__Exercise goal__
Rewrite the rows from the line with "- card-below-notch: [1160, 506, 1178, 513]" to the line with "- card-below-notch: [947, 506, 965, 513]", changing "legend-label" to "legend-text" and keeping everything else the same. Give only those rows.
— BEGIN —
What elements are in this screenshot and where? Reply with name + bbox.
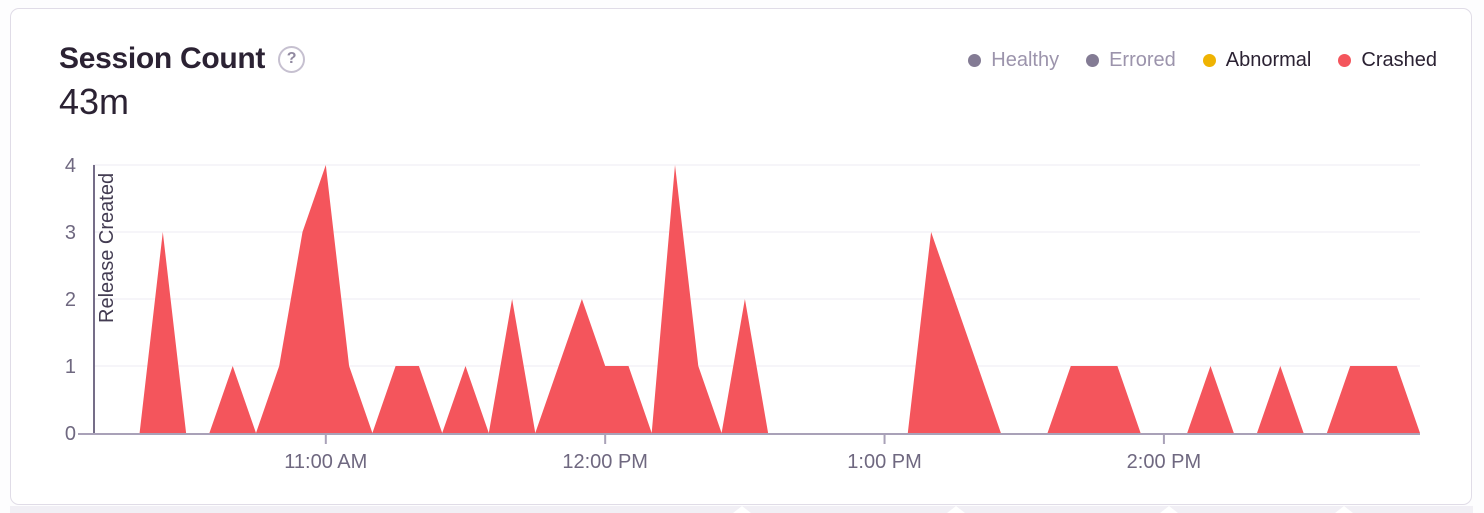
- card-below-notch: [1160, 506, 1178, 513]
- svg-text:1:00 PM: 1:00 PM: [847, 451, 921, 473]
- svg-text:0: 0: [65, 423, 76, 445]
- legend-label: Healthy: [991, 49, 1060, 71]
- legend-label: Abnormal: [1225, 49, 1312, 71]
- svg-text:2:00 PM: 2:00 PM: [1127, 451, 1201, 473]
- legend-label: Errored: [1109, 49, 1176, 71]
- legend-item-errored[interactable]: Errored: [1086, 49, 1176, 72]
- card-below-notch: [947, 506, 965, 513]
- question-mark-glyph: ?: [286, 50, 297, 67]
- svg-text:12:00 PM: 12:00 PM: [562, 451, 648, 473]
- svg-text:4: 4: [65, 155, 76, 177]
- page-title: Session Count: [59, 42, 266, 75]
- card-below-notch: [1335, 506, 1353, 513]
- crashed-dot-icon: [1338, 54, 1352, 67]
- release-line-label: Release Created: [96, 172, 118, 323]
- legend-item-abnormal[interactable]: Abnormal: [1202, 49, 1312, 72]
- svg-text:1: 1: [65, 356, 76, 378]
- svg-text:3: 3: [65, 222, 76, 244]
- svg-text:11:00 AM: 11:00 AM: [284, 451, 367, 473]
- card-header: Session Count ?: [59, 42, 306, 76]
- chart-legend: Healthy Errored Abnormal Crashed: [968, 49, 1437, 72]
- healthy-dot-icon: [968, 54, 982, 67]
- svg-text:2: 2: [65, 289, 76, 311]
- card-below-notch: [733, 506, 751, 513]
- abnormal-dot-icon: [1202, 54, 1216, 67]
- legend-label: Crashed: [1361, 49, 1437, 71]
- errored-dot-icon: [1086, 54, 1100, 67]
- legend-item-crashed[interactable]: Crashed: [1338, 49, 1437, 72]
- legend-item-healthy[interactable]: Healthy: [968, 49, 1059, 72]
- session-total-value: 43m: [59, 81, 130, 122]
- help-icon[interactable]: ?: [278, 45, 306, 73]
— END —
— BEGIN —
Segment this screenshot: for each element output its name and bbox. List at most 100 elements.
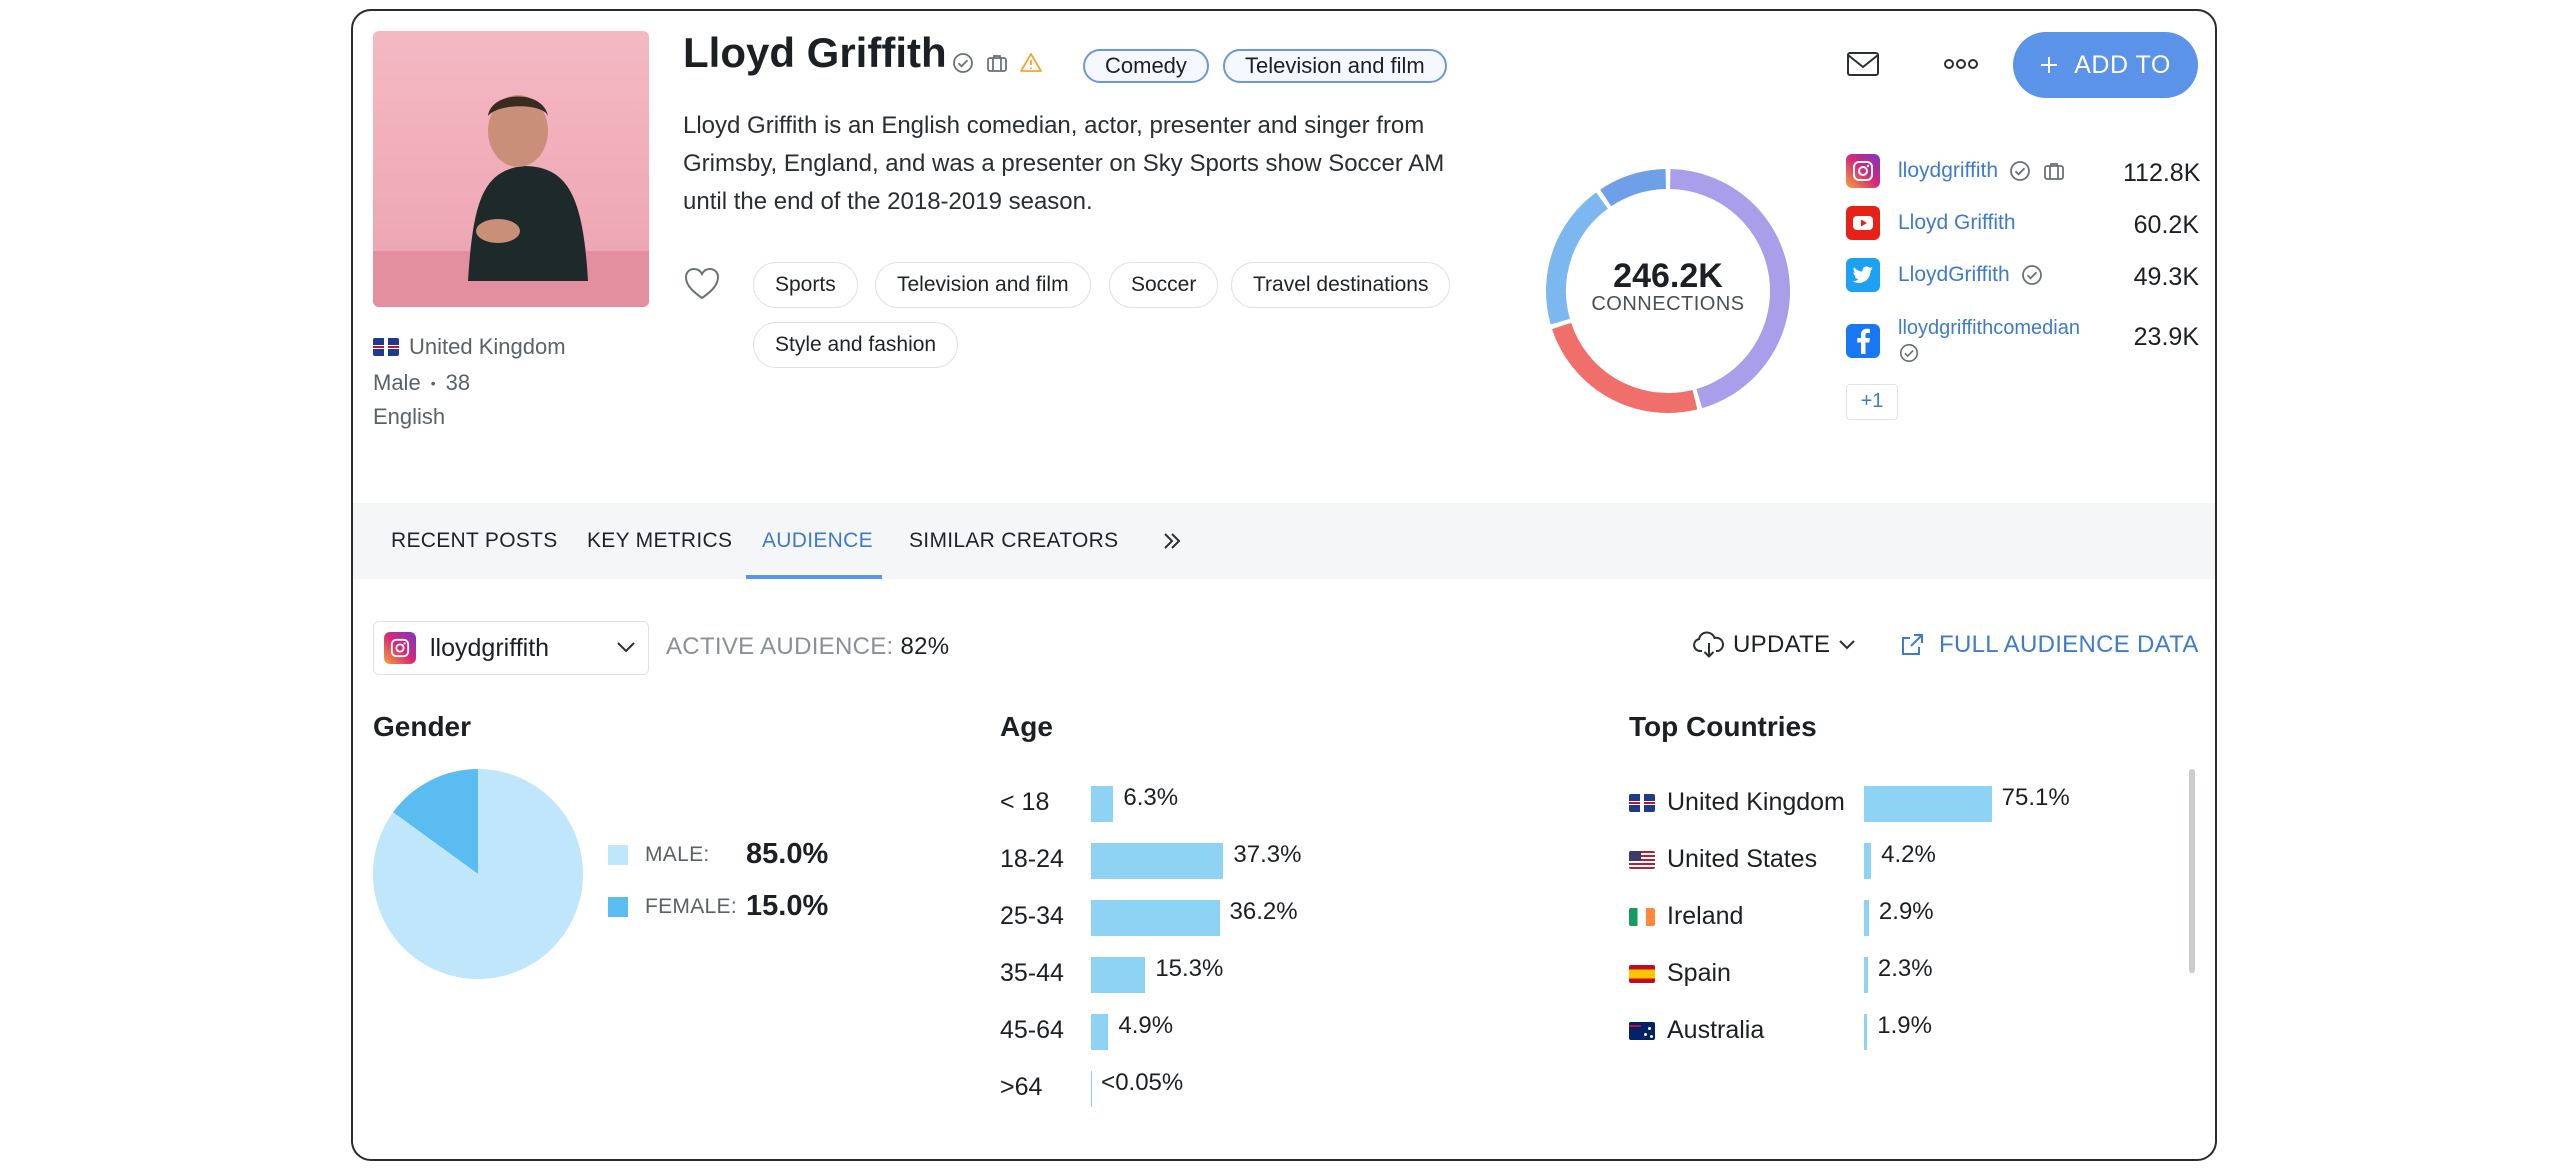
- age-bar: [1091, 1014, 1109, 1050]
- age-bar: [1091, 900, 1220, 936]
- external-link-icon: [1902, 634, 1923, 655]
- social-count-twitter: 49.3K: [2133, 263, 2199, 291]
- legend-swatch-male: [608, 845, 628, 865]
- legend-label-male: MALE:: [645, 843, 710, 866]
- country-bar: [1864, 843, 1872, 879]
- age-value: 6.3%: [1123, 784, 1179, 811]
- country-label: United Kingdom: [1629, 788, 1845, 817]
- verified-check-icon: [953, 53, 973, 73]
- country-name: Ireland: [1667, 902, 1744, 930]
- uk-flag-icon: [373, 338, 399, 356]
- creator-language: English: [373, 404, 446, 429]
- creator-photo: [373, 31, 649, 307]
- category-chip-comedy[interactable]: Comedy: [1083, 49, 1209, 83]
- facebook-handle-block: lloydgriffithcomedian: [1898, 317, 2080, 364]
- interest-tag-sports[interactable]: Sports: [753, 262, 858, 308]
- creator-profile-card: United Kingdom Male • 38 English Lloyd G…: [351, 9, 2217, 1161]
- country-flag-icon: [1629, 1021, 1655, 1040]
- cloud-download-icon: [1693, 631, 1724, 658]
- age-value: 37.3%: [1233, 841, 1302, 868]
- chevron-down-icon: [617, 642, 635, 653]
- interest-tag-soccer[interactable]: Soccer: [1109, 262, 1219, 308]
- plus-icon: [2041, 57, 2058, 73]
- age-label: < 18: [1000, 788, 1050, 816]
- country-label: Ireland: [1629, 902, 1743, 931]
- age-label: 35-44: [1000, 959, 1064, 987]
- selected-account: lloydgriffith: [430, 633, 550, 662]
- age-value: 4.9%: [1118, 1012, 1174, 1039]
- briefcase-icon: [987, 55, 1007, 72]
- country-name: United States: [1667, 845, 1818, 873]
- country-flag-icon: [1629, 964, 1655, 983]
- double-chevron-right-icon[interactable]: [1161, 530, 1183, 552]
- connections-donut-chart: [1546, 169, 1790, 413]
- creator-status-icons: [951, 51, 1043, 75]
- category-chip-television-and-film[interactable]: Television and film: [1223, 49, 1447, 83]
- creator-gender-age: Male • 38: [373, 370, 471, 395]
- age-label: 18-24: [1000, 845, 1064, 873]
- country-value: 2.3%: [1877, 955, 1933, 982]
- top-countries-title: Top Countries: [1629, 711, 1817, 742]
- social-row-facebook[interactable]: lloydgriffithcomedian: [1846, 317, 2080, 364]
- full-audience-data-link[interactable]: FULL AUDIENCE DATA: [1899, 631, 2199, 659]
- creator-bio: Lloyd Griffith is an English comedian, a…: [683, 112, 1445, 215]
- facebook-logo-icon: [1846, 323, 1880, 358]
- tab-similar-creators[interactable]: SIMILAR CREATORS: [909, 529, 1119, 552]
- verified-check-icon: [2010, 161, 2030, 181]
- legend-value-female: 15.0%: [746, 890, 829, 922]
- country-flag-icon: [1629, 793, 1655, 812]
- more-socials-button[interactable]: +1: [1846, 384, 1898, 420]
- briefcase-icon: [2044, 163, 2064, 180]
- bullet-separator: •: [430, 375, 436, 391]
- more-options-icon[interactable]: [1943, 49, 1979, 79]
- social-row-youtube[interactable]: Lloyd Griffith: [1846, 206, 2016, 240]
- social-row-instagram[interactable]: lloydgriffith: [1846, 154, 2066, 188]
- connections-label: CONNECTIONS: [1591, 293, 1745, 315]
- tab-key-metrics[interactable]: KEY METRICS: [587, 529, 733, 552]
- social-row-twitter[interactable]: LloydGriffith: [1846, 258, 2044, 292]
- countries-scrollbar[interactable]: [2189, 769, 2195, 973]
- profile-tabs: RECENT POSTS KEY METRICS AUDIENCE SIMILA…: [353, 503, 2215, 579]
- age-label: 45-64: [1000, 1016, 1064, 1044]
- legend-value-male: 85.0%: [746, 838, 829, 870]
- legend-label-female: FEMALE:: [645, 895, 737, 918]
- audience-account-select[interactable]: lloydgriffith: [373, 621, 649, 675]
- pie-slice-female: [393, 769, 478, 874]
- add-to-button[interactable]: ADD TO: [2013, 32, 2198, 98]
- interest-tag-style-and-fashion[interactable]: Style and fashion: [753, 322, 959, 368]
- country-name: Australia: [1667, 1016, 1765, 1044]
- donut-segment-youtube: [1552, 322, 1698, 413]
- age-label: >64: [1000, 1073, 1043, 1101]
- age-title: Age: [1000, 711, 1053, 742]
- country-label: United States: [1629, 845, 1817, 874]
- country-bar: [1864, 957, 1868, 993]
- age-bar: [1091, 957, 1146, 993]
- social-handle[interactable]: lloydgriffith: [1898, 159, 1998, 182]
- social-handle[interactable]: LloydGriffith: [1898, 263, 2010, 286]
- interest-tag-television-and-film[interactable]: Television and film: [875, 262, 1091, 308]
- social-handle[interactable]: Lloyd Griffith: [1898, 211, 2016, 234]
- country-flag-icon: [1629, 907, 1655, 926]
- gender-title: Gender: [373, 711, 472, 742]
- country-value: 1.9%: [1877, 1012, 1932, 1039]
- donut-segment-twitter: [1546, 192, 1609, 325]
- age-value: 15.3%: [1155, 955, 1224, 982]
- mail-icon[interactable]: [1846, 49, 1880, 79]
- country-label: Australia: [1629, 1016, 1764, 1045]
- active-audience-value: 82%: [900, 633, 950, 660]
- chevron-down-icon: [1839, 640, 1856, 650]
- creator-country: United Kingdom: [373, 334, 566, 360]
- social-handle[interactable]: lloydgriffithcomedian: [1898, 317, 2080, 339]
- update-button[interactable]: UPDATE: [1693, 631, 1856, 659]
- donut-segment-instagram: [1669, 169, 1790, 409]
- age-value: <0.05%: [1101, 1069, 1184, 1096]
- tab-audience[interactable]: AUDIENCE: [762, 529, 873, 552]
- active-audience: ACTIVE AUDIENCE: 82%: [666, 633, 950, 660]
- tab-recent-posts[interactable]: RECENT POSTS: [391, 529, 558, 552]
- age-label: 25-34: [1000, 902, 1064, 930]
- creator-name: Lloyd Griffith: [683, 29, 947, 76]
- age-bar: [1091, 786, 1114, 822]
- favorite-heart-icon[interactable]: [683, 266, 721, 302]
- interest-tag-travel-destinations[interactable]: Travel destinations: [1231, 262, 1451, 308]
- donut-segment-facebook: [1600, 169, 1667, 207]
— END —
__Task solution__
- card-below-notch: [1160, 506, 1178, 513]
- svg-text:1:00 PM: 1:00 PM: [847, 451, 921, 473]
- svg-text:0: 0: [65, 423, 76, 445]
- legend-text: Healthy: [991, 49, 1060, 71]
- legend-text: Abnormal: [1225, 49, 1312, 71]
- svg-text:2:00 PM: 2:00 PM: [1127, 451, 1201, 473]
- legend-text: Errored: [1109, 49, 1176, 71]
- legend-item-errored[interactable]: Errored: [1086, 49, 1176, 72]
- card-below-notch: [947, 506, 965, 513]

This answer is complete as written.